===== Data to use

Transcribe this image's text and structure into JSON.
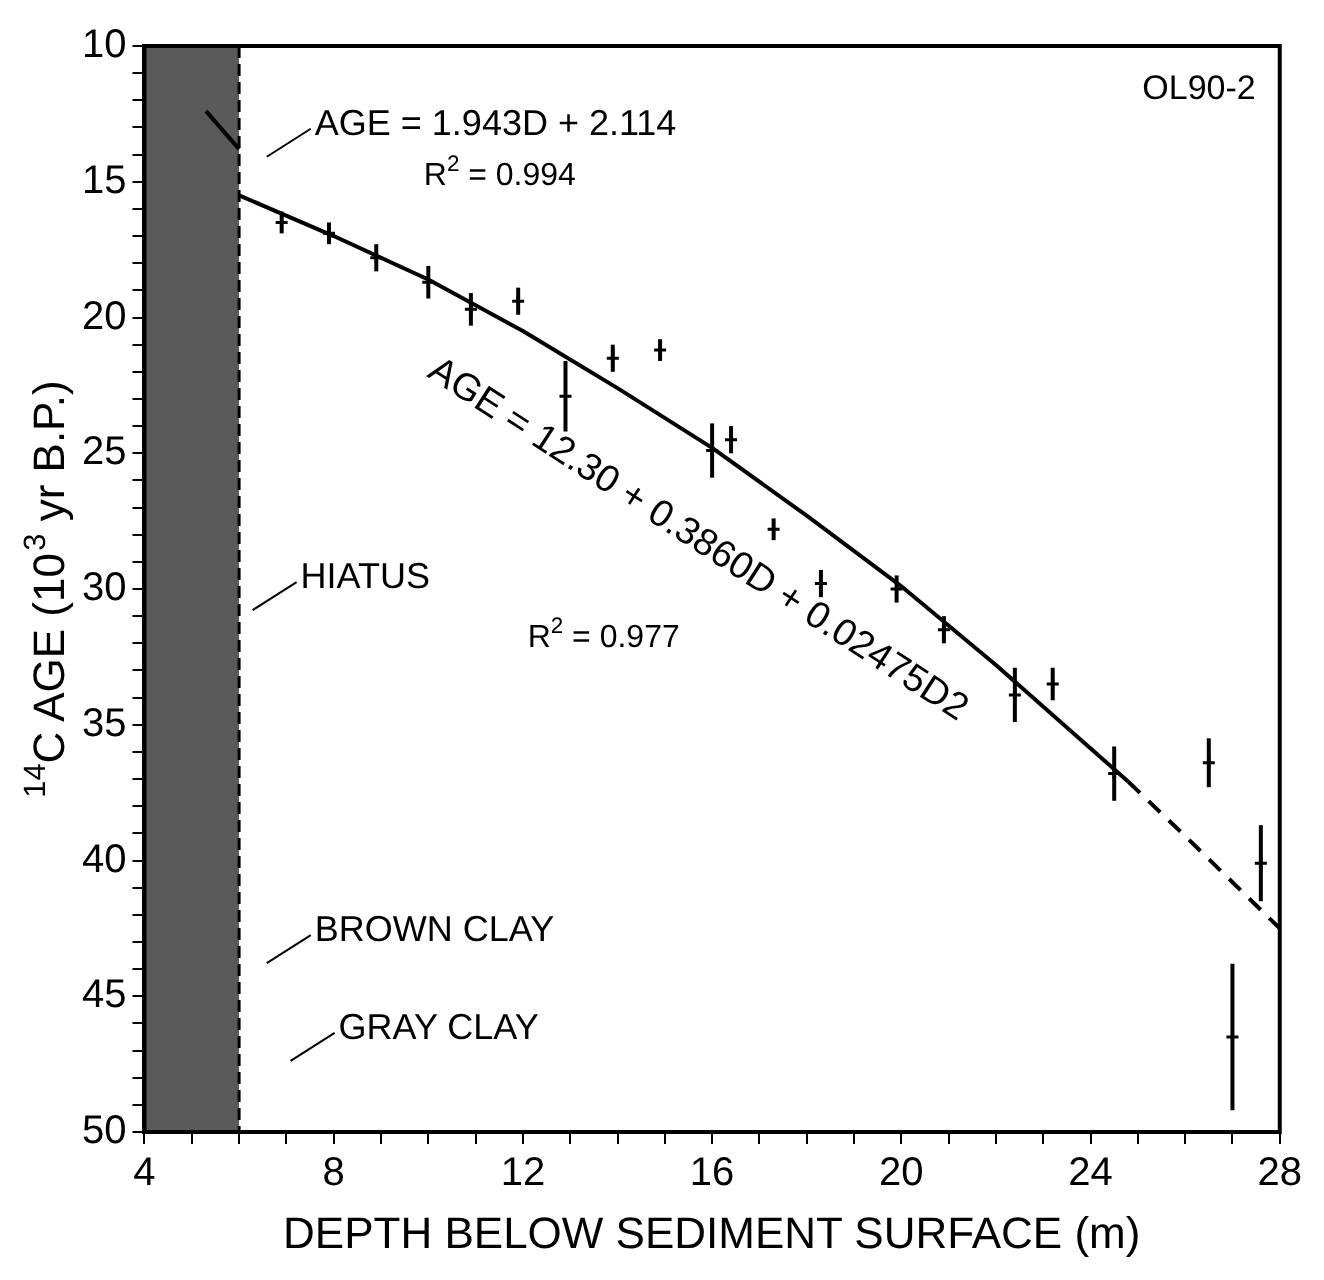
{
  "chart_data": {
    "type": "scatter",
    "xlabel": "DEPTH BELOW SEDIMENT SURFACE (m)",
    "ylabel": "$^{14}$C AGE (10$^{3}$ yr B.P.)",
    "xlim": [
      4,
      28
    ],
    "xticks": [
      4,
      {
        "value": 5,
        "label": null
      },
      {
        "value": 6,
        "label": null
      },
      {
        "value": 7,
        "label": null
      },
      8,
      {
        "value": 9,
        "label": null
      },
      {
        "value": 10,
        "label": null
      },
      {
        "value": 11,
        "label": null
      },
      12,
      {
        "value": 13,
        "label": null
      },
      {
        "value": 14,
        "label": null
      },
      {
        "value": 15,
        "label": null
      },
      16,
      {
        "value": 17,
        "label": null
      },
      {
        "value": 18,
        "label": null
      },
      {
        "value": 19,
        "label": null
      },
      20,
      {
        "value": 21,
        "label": null
      },
      {
        "value": 22,
        "label": null
      },
      {
        "value": 23,
        "label": null
      },
      24,
      {
        "value": 25,
        "label": null
      },
      {
        "value": 26,
        "label": null
      },
      {
        "value": 27,
        "label": null
      },
      28
    ],
    "ylim": [
      50,
      10
    ],
    "yticks": [
      10,
      {
        "value": 11,
        "label": null
      },
      {
        "value": 12,
        "label": null
      },
      {
        "value": 13,
        "label": null
      },
      {
        "value": 14,
        "label": null
      },
      15,
      {
        "value": 16,
        "label": null
      },
      {
        "value": 17,
        "label": null
      },
      {
        "value": 18,
        "label": null
      },
      {
        "value": 19,
        "label": null
      },
      20,
      {
        "value": 21,
        "label": null
      },
      {
        "value": 22,
        "label": null
      },
      {
        "value": 23,
        "label": null
      },
      {
        "value": 24,
        "label": null
      },
      25,
      {
        "value": 26,
        "label": null
      },
      {
        "value": 27,
        "label": null
      },
      {
        "value": 28,
        "label": null
      },
      {
        "value": 29,
        "label": null
      },
      30,
      {
        "value": 31,
        "label": null
      },
      {
        "value": 32,
        "label": null
      },
      {
        "value": 33,
        "label": null
      },
      {
        "value": 34,
        "label": null
      },
      35,
      {
        "value": 36,
        "label": null
      },
      {
        "value": 37,
        "label": null
      },
      {
        "value": 38,
        "label": null
      },
      {
        "value": 39,
        "label": null
      },
      40,
      {
        "value": 41,
        "label": null
      },
      {
        "value": 42,
        "label": null
      },
      {
        "value": 43,
        "label": null
      },
      {
        "value": 44,
        "label": null
      },
      45,
      {
        "value": 46,
        "label": null
      },
      {
        "value": 47,
        "label": null
      },
      {
        "value": 48,
        "label": null
      },
      {
        "value": 49,
        "label": null
      },
      50
    ],
    "series": [
      {
        "color": "#000000",
        "marker": "cross",
        "x": [
          6.9,
          7.9,
          8.9,
          10.0,
          10.9,
          11.9,
          12.9,
          13.9,
          14.9,
          16.0,
          16.4,
          17.3,
          18.3,
          19.9,
          20.9,
          22.4,
          23.2,
          24.5,
          26.5,
          27.6,
          27.0
        ],
        "values": [
          16.5,
          16.9,
          17.8,
          18.7,
          19.7,
          19.4,
          22.9,
          21.5,
          21.2,
          24.9,
          24.5,
          27.8,
          29.8,
          30.0,
          31.5,
          33.9,
          33.5,
          36.8,
          36.4,
          40.1,
          46.5
        ],
        "errors": [
          0.4,
          0.4,
          0.5,
          0.6,
          0.6,
          0.5,
          1.3,
          0.5,
          0.4,
          1.0,
          0.5,
          0.4,
          0.5,
          0.5,
          0.5,
          1.0,
          0.6,
          1.0,
          0.9,
          1.4,
          2.7
        ]
      },
      {
        "type": "line",
        "color": "#000000",
        "marker": "none",
        "line_style": "solid",
        "x": [
          6,
          8,
          10,
          12,
          14,
          16,
          18,
          20,
          22,
          24.8
        ],
        "values": [
          15.5,
          17.0,
          18.6,
          20.5,
          22.6,
          24.8,
          27.3,
          29.9,
          32.8,
          37.1
        ]
      },
      {
        "type": "line",
        "color": "#000000",
        "marker": "none",
        "line_style": "dashed",
        "x": [
          24.8,
          26,
          28
        ],
        "values": [
          37.1,
          39.1,
          42.5
        ]
      },
      {
        "type": "line",
        "color": "#000000",
        "marker": "none",
        "line_style": "solid",
        "x": [
          5.3,
          6
        ],
        "values": [
          12.4,
          13.8
        ]
      }
    ],
    "bands": [
      {
        "axis": "x",
        "from": 4,
        "to": 6,
        "color": "#5a5a5a"
      }
    ],
    "annotations": [
      "AGE = 1.943D + 2.114",
      "R$^{2}$ = 0.994",
      "AGE = 12.30 + 0.3860D + 0.02475D2",
      "R$^{2}$ = 0.977",
      "HIATUS",
      "BROWN CLAY",
      "GRAY CLAY",
      "OL90-2"
    ]
  }
}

==========

▶ **Objective**: Retype each line of the listing above word for word. Exclude the pictures.

▶ **Result of the exercise**:
Transcribe this image's text and structure into JSON.
{
  "chart_data": {
    "type": "scatter",
    "xlabel": "DEPTH BELOW SEDIMENT SURFACE (m)",
    "ylabel": "$^{14}$C AGE (10$^{3}$ yr B.P.)",
    "xlim": [
      4,
      28
    ],
    "xticks": [
      4,
      {
        "value": 5,
        "label": null
      },
      {
        "value": 6,
        "label": null
      },
      {
        "value": 7,
        "label": null
      },
      8,
      {
        "value": 9,
        "label": null
      },
      {
        "value": 10,
        "label": null
      },
      {
        "value": 11,
        "label": null
      },
      12,
      {
        "value": 13,
        "label": null
      },
      {
        "value": 14,
        "label": null
      },
      {
        "value": 15,
        "label": null
      },
      16,
      {
        "value": 17,
        "label": null
      },
      {
        "value": 18,
        "label": null
      },
      {
        "value": 19,
        "label": null
      },
      20,
      {
        "value": 21,
        "label": null
      },
      {
        "value": 22,
        "label": null
      },
      {
        "value": 23,
        "label": null
      },
      24,
      {
        "value": 25,
        "label": null
      },
      {
        "value": 26,
        "label": null
      },
      {
        "value": 27,
        "label": null
      },
      28
    ],
    "ylim": [
      50,
      10
    ],
    "yticks": [
      10,
      {
        "value": 11,
        "label": null
      },
      {
        "value": 12,
        "label": null
      },
      {
        "value": 13,
        "label": null
      },
      {
        "value": 14,
        "label": null
      },
      15,
      {
        "value": 16,
        "label": null
      },
      {
        "value": 17,
        "label": null
      },
      {
        "value": 18,
        "label": null
      },
      {
        "value": 19,
        "label": null
      },
      20,
      {
        "value": 21,
        "label": null
      },
      {
        "value": 22,
        "label": null
      },
      {
        "value": 23,
        "label": null
      },
      {
        "value": 24,
        "label": null
      },
      25,
      {
        "value": 26,
        "label": null
      },
      {
        "value": 27,
        "label": null
      },
      {
        "value": 28,
        "label": null
      },
      {
        "value": 29,
        "label": null
      },
      30,
      {
        "value": 31,
        "label": null
      },
      {
        "value": 32,
        "label": null
      },
      {
        "value": 33,
        "label": null
      },
      {
        "value": 34,
        "label": null
      },
      35,
      {
        "value": 36,
        "label": null
      },
      {
        "value": 37,
        "label": null
      },
      {
        "value": 38,
        "label": null
      },
      {
        "value": 39,
        "label": null
      },
      40,
      {
        "value": 41,
        "label": null
      },
      {
        "value": 42,
        "label": null
      },
      {
        "value": 43,
        "label": null
      },
      {
        "value": 44,
        "label": null
      },
      45,
      {
        "value": 46,
        "label": null
      },
      {
        "value": 47,
        "label": null
      },
      {
        "value": 48,
        "label": null
      },
      {
        "value": 49,
        "label": null
      },
      50
    ],
    "series": [
      {
        "color": "#000000",
        "marker": "cross",
        "x": [
          6.9,
          7.9,
          8.9,
          10.0,
          10.9,
          11.9,
          12.9,
          13.9,
          14.9,
          16.0,
          16.4,
          17.3,
          18.3,
          19.9,
          20.9,
          22.4,
          23.2,
          24.5,
          26.5,
          27.6,
          27.0
        ],
        "values": [
          16.5,
          16.9,
          17.8,
          18.7,
          19.7,
          19.4,
          22.9,
          21.5,
          21.2,
          24.9,
          24.5,
          27.8,
          29.8,
          30.0,
          31.5,
          33.9,
          33.5,
          36.8,
          36.4,
          40.1,
          46.5
        ],
        "errors": [
          0.4,
          0.4,
          0.5,
          0.6,
          0.6,
          0.5,
          1.3,
          0.5,
          0.4,
          1.0,
          0.5,
          0.4,
          0.5,
          0.5,
          0.5,
          1.0,
          0.6,
          1.0,
          0.9,
          1.4,
          2.7
        ]
      },
      {
        "type": "line",
        "color": "#000000",
        "marker": "none",
        "line_style": "solid",
        "x": [
          6,
          8,
          10,
          12,
          14,
          16,
          18,
          20,
          22,
          24.8
        ],
        "values": [
          15.5,
          17.0,
          18.6,
          20.5,
          22.6,
          24.8,
          27.3,
          29.9,
          32.8,
          37.1
        ]
      },
      {
        "type": "line",
        "color": "#000000",
        "marker": "none",
        "line_style": "dashed",
        "x": [
          24.8,
          26,
          28
        ],
        "values": [
          37.1,
          39.1,
          42.5
        ]
      },
      {
        "type": "line",
        "color": "#000000",
        "marker": "none",
        "line_style": "solid",
        "x": [
          5.3,
          6
        ],
        "values": [
          12.4,
          13.8
        ]
      }
    ],
    "bands": [
      {
        "axis": "x",
        "from": 4,
        "to": 6,
        "color": "#5a5a5a"
      }
    ],
    "annotations": [
      "AGE = 1.943D + 2.114",
      "R$^{2}$ = 0.994",
      "AGE = 12.30 + 0.3860D + 0.02475D2",
      "R$^{2}$ = 0.977",
      "HIATUS",
      "BROWN CLAY",
      "GRAY CLAY",
      "OL90-2"
    ]
  }
}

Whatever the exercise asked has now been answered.